**Set problem**
Decide whether each statement agrees with the turbulence comment below, answering yes or no and quoting the deciding words: (a) Li et al. use the refractive-index structure functions to calculate the variance of the index of refraction fluctuations; (b) in Ref. [1], that variance is allowed to change when predictions of non-Kolmogorov theories are compared; (c) the approach of Ref. [1] starts from an assumption of finite outer scale.

* start Text extract *

Equivalent refractive-index structure constant of non-Kolmogorov turbulence: comment

Italo Toselli; Szymon Gladysz

doi:10.1364/OE.462690

1. Introduction

Li et al. [1] use the Kolmogorov and non-Kolmogorov structure functions of the refractive index evaluated at the separation set to ${L_0}$ to calculate the variance of the index of refraction fluctuations, $\sigma _n^2$ (see Eq. (2) in this paper). This quantity is then kept fixed when comparing quantities resulting from predictions of non-Kolmogorov theories. The motivation for the approach of Ref. [1] is appealing, but the main deficiency of it is that it starts with the (implicit) assumption of infinite outer scale (Eq. (15) in Ref. [1]), only to introduce a finite outer scale in the subsequent equations. The approach requires starting from von Kármán model, where ${L_0}$ is explicitly present, in the first place. In this paper we rectify this inaccuracy.

* end Text extract *
* start Recorded information *

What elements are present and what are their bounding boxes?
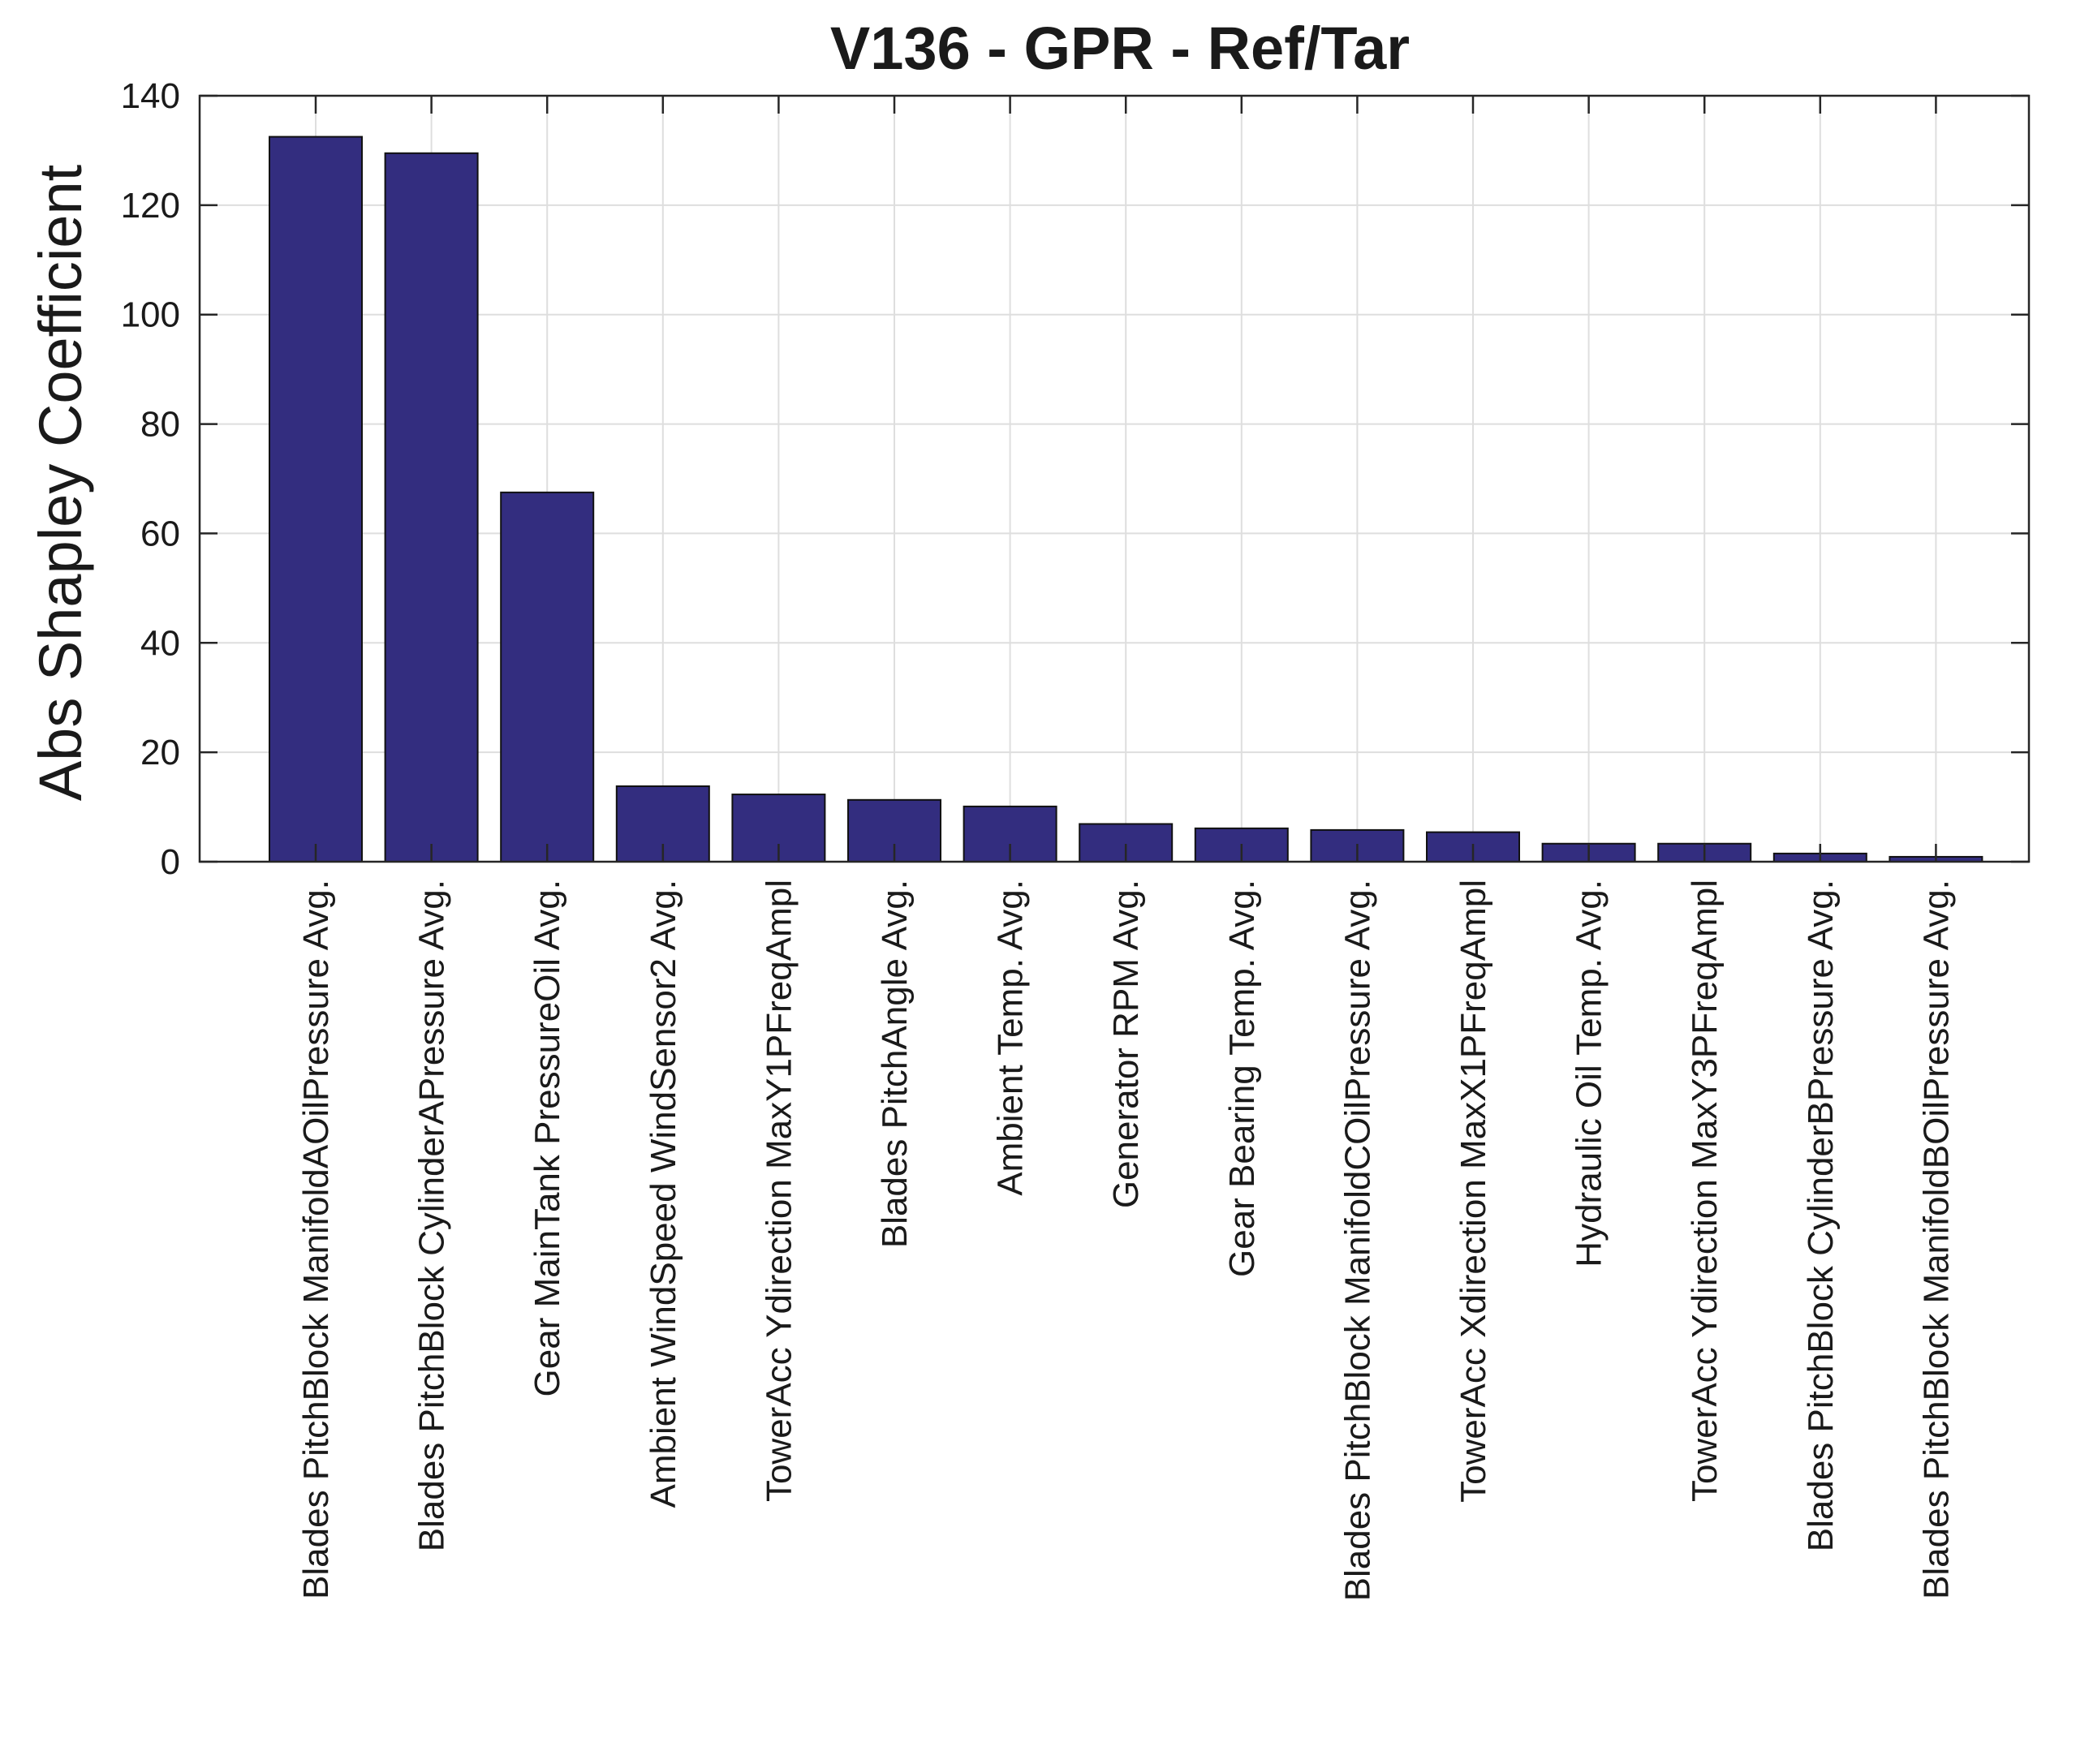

* end Recorded information *

**Task output**
(a) Yes: "to calculate the variance of the index of refraction fluctuations"
(b) No: "This quantity is then kept fixed when comparing quantities resulting from predictions of non-Kolmogorov theories."
(c) No: "it starts with the (implicit) assumption of infinite outer scale"